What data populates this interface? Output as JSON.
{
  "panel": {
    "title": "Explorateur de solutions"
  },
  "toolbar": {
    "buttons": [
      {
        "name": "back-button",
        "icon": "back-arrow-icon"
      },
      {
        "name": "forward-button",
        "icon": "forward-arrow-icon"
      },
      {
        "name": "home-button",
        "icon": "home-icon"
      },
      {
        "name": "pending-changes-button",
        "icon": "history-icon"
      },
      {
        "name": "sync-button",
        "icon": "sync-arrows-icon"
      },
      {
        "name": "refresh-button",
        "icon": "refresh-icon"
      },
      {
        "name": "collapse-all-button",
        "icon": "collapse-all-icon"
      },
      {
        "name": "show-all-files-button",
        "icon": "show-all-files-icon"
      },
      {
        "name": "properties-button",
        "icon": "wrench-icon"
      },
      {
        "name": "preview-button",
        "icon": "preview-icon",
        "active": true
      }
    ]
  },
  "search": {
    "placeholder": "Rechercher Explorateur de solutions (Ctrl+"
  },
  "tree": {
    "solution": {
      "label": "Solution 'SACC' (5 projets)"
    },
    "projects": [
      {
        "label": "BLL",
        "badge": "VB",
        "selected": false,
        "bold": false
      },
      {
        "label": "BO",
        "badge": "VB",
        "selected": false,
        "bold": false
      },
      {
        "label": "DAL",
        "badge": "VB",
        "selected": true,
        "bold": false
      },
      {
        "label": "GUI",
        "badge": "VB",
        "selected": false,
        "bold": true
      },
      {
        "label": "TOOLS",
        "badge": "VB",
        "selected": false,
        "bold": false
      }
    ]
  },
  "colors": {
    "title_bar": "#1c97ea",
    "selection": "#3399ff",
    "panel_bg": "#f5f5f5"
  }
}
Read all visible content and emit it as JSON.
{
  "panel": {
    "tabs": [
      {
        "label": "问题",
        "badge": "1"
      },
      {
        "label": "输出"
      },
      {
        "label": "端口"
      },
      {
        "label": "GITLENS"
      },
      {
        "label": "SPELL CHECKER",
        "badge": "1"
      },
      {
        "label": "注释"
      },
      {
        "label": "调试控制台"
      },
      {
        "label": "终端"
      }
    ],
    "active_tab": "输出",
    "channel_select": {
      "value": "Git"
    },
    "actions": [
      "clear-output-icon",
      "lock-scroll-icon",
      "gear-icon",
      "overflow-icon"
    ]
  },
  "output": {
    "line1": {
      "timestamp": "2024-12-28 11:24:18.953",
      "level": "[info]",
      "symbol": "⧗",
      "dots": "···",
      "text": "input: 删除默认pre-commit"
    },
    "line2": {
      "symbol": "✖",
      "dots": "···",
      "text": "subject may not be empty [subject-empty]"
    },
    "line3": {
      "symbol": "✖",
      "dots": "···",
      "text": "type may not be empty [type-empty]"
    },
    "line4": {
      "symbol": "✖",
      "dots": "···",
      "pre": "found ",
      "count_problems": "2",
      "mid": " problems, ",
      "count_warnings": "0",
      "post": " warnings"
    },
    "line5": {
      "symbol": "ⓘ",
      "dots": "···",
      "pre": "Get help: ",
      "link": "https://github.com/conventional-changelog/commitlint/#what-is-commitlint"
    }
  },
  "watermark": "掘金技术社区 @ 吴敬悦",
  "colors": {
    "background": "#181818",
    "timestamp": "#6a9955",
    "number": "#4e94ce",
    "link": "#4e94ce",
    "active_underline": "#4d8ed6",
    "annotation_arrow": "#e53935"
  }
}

────────

DIRECTIVE
All lines of the data above that include the word "link" must be shown.

RESPONSE
      "link": "https://github.com/conventional-changelog/commitlint/#what-is-commitlint"
    "link": "#4e94ce",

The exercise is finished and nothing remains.